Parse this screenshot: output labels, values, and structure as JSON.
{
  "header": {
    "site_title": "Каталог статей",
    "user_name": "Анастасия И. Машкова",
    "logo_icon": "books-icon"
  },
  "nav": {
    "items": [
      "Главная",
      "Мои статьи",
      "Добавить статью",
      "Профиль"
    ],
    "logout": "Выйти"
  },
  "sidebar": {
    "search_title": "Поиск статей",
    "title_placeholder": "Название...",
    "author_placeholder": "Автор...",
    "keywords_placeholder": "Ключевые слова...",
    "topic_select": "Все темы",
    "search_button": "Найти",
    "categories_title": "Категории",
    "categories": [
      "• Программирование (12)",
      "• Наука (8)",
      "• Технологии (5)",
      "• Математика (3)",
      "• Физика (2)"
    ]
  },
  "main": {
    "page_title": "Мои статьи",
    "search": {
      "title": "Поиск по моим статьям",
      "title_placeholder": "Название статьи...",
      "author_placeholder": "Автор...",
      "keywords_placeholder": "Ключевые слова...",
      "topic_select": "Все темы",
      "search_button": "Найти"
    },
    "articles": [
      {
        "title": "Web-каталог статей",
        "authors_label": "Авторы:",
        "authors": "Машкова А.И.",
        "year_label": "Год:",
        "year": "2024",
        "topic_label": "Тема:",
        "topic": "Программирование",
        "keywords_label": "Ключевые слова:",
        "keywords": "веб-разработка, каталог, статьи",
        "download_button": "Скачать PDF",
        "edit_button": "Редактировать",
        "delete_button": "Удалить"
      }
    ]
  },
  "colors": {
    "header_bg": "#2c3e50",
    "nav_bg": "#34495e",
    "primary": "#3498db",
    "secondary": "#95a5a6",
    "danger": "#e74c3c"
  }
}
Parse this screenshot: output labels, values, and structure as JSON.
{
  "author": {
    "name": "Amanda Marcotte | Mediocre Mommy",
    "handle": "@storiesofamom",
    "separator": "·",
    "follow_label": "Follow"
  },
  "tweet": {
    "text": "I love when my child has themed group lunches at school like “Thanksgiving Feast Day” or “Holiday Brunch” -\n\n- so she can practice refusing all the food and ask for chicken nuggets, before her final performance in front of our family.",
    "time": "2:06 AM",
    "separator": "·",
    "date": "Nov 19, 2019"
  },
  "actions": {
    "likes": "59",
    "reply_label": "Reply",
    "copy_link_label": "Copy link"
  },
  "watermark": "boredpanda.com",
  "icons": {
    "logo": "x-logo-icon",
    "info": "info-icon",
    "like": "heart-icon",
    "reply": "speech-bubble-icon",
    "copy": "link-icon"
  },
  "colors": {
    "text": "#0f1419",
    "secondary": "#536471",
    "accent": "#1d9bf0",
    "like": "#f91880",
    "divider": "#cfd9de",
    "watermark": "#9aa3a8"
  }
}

———

Lines holding the word "темы" should be counted across the entries; state only how many there are.

> **Written answer**: 2